— Start of DATA SHOWN —

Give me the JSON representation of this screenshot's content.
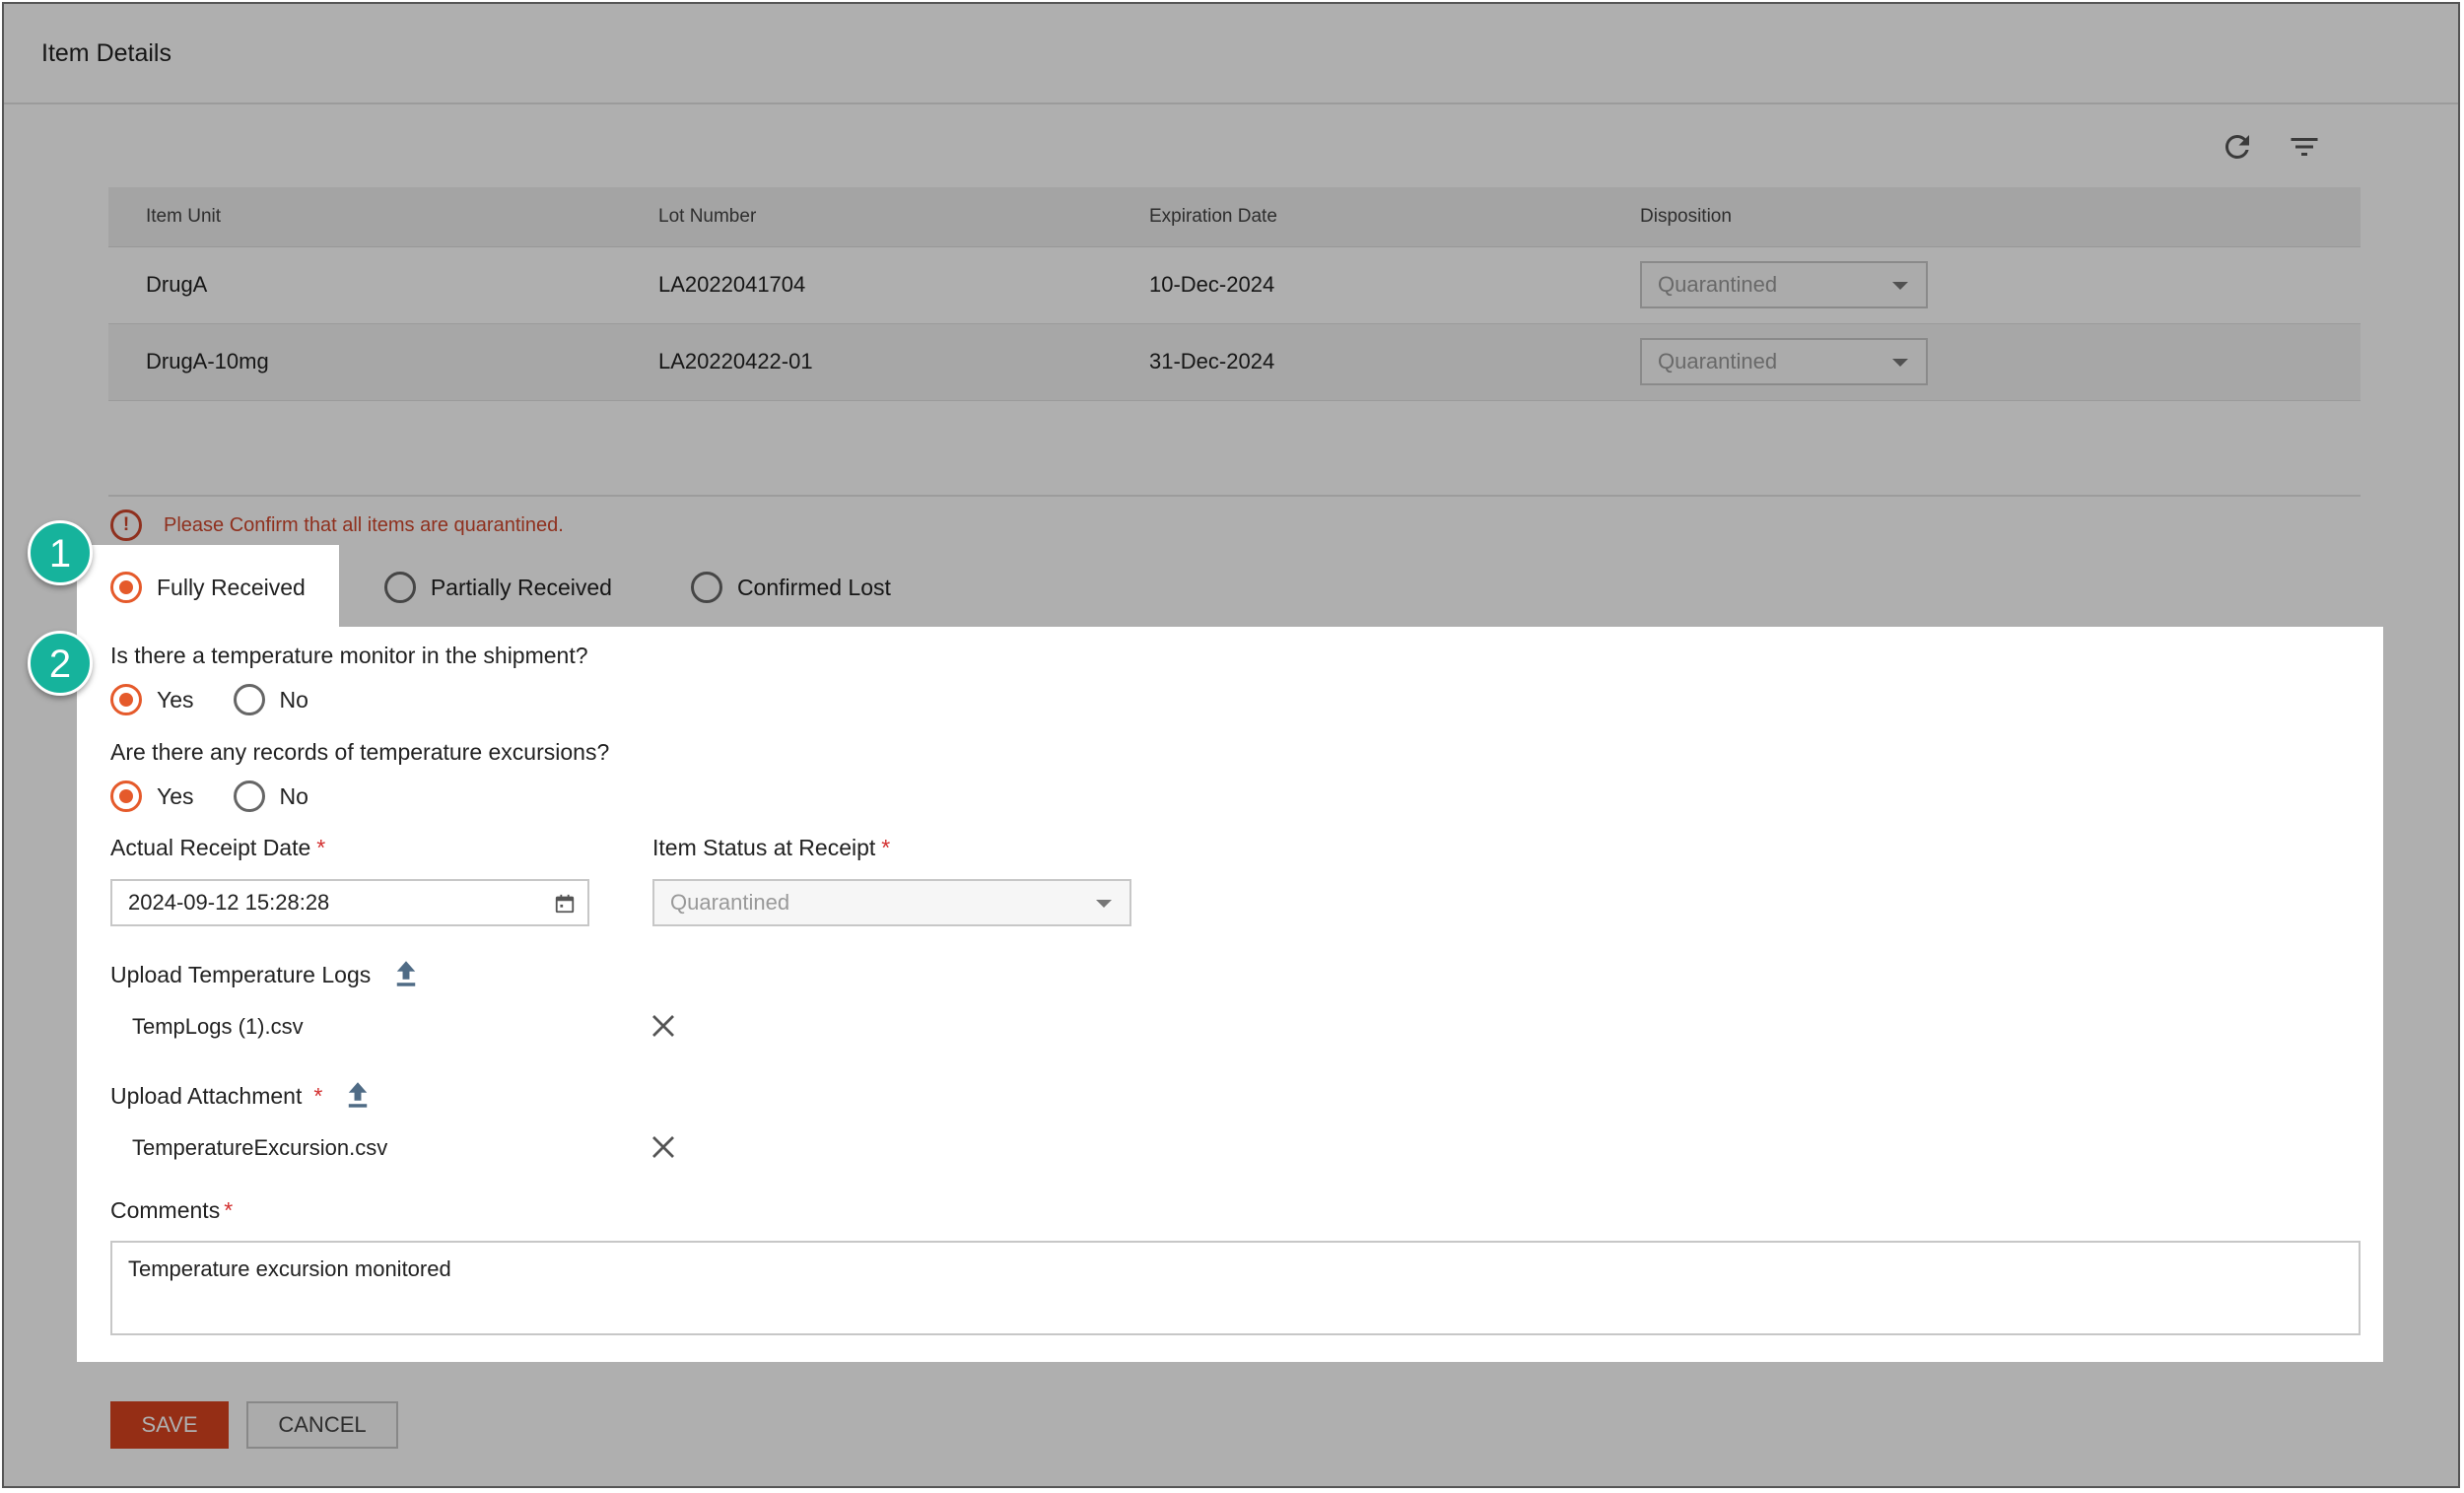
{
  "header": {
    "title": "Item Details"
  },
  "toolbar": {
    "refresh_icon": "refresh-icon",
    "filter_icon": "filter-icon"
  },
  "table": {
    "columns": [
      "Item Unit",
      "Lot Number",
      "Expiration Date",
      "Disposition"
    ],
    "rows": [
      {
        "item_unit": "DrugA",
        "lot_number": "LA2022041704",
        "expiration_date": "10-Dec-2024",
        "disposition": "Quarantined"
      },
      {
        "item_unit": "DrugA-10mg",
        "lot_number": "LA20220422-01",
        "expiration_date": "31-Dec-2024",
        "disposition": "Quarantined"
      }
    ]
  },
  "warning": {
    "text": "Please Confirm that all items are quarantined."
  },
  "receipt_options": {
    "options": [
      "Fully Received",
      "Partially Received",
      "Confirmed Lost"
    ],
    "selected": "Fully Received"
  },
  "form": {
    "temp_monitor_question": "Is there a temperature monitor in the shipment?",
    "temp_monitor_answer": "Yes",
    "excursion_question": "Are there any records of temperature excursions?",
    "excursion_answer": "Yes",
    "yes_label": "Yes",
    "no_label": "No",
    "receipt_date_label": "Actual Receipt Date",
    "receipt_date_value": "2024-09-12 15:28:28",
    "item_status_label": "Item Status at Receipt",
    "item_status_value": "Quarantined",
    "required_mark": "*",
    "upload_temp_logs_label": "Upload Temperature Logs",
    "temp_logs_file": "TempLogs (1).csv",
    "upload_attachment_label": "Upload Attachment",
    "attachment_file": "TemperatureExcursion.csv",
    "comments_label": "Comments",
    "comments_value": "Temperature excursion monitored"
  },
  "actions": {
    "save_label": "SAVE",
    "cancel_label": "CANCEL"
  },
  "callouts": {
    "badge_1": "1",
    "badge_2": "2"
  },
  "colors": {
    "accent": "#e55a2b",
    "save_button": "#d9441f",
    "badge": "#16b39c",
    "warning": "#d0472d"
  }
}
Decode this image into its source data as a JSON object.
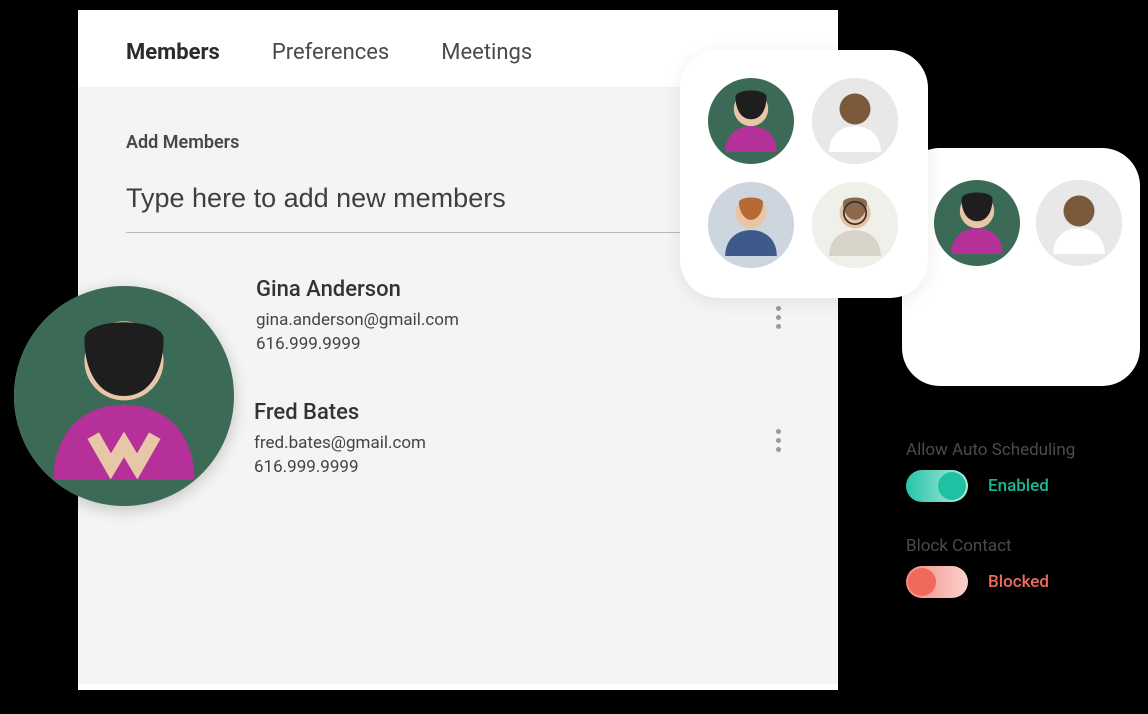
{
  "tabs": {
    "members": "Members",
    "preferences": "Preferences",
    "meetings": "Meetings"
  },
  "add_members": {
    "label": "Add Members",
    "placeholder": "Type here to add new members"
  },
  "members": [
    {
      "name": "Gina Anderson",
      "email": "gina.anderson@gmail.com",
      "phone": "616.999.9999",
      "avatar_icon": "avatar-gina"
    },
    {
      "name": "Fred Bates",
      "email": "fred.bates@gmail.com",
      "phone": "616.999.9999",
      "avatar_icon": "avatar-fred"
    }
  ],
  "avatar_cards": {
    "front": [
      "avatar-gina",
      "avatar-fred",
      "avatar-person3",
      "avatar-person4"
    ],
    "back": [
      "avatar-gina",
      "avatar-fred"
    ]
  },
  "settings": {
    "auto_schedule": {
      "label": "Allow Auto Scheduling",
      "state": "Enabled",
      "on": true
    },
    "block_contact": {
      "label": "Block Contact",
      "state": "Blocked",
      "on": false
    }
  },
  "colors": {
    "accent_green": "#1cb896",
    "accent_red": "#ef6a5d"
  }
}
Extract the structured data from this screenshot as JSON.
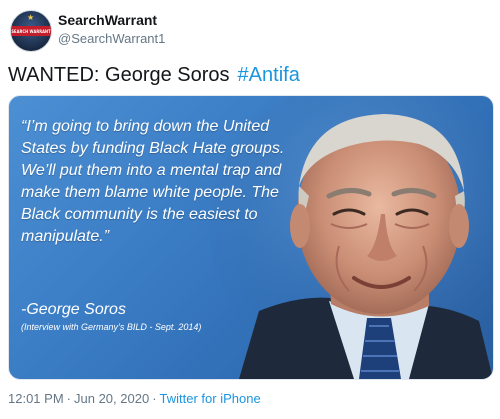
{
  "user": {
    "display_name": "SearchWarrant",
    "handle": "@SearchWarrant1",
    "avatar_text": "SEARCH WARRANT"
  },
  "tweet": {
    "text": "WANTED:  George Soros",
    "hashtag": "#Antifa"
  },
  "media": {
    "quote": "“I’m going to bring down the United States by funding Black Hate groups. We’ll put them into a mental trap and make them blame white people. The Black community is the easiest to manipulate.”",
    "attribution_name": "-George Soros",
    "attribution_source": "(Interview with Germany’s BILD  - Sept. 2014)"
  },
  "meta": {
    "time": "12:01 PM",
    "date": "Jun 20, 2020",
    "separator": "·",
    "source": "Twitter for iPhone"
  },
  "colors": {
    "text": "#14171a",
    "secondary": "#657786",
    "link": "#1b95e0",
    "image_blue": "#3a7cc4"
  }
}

— End of DATA SHOWN —

— EXERCISE PROMPT —
Quote the material word for word, dropping any images it holds.

— THE RESPONSE —
Give me the JSON representation of this screenshot's content.
{
  "header": {
    "title": "Item Details"
  },
  "toolbar": {
    "refresh_icon": "refresh-icon",
    "filter_icon": "filter-icon"
  },
  "table": {
    "columns": [
      "Item Unit",
      "Lot Number",
      "Expiration Date",
      "Disposition"
    ],
    "rows": [
      {
        "item_unit": "DrugA",
        "lot_number": "LA2022041704",
        "expiration_date": "10-Dec-2024",
        "disposition": "Quarantined"
      },
      {
        "item_unit": "DrugA-10mg",
        "lot_number": "LA20220422-01",
        "expiration_date": "31-Dec-2024",
        "disposition": "Quarantined"
      }
    ]
  },
  "warning": {
    "text": "Please Confirm that all items are quarantined."
  },
  "receipt_options": {
    "options": [
      "Fully Received",
      "Partially Received",
      "Confirmed Lost"
    ],
    "selected": "Fully Received"
  },
  "form": {
    "temp_monitor_question": "Is there a temperature monitor in the shipment?",
    "temp_monitor_answer": "Yes",
    "excursion_question": "Are there any records of temperature excursions?",
    "excursion_answer": "Yes",
    "yes_label": "Yes",
    "no_label": "No",
    "receipt_date_label": "Actual Receipt Date",
    "receipt_date_value": "2024-09-12 15:28:28",
    "item_status_label": "Item Status at Receipt",
    "item_status_value": "Quarantined",
    "required_mark": "*",
    "upload_temp_logs_label": "Upload Temperature Logs",
    "temp_logs_file": "TempLogs (1).csv",
    "upload_attachment_label": "Upload Attachment",
    "attachment_file": "TemperatureExcursion.csv",
    "comments_label": "Comments",
    "comments_value": "Temperature excursion monitored"
  },
  "actions": {
    "save_label": "SAVE",
    "cancel_label": "CANCEL"
  },
  "callouts": {
    "badge_1": "1",
    "badge_2": "2"
  },
  "colors": {
    "accent": "#e55a2b",
    "save_button": "#d9441f",
    "badge": "#16b39c",
    "warning": "#d0472d"
  }
}
Decode this image into its source data as a JSON object.
{
  "tabs": {
    "members": "Members",
    "preferences": "Preferences",
    "meetings": "Meetings"
  },
  "add_members": {
    "label": "Add Members",
    "placeholder": "Type here to add new members"
  },
  "members": [
    {
      "name": "Gina Anderson",
      "email": "gina.anderson@gmail.com",
      "phone": "616.999.9999",
      "avatar_icon": "avatar-gina"
    },
    {
      "name": "Fred Bates",
      "email": "fred.bates@gmail.com",
      "phone": "616.999.9999",
      "avatar_icon": "avatar-fred"
    }
  ],
  "avatar_cards": {
    "front": [
      "avatar-gina",
      "avatar-fred",
      "avatar-person3",
      "avatar-person4"
    ],
    "back": [
      "avatar-gina",
      "avatar-fred"
    ]
  },
  "settings": {
    "auto_schedule": {
      "label": "Allow Auto Scheduling",
      "state": "Enabled",
      "on": true
    },
    "block_contact": {
      "label": "Block Contact",
      "state": "Blocked",
      "on": false
    }
  },
  "colors": {
    "accent_green": "#1cb896",
    "accent_red": "#ef6a5d"
  }
}
Extract the structured data from this screenshot as JSON.
{
  "user": {
    "display_name": "SearchWarrant",
    "handle": "@SearchWarrant1",
    "avatar_text": "SEARCH WARRANT"
  },
  "tweet": {
    "text": "WANTED:  George Soros",
    "hashtag": "#Antifa"
  },
  "media": {
    "quote": "“I’m going to bring down the United States by funding Black Hate groups. We’ll put them into a mental trap and make them blame white people. The Black community is the easiest to manipulate.”",
    "attribution_name": "-George Soros",
    "attribution_source": "(Interview with Germany’s BILD  - Sept. 2014)"
  },
  "meta": {
    "time": "12:01 PM",
    "date": "Jun 20, 2020",
    "separator": "·",
    "source": "Twitter for iPhone"
  },
  "colors": {
    "text": "#14171a",
    "secondary": "#657786",
    "link": "#1b95e0",
    "image_blue": "#3a7cc4"
  }
}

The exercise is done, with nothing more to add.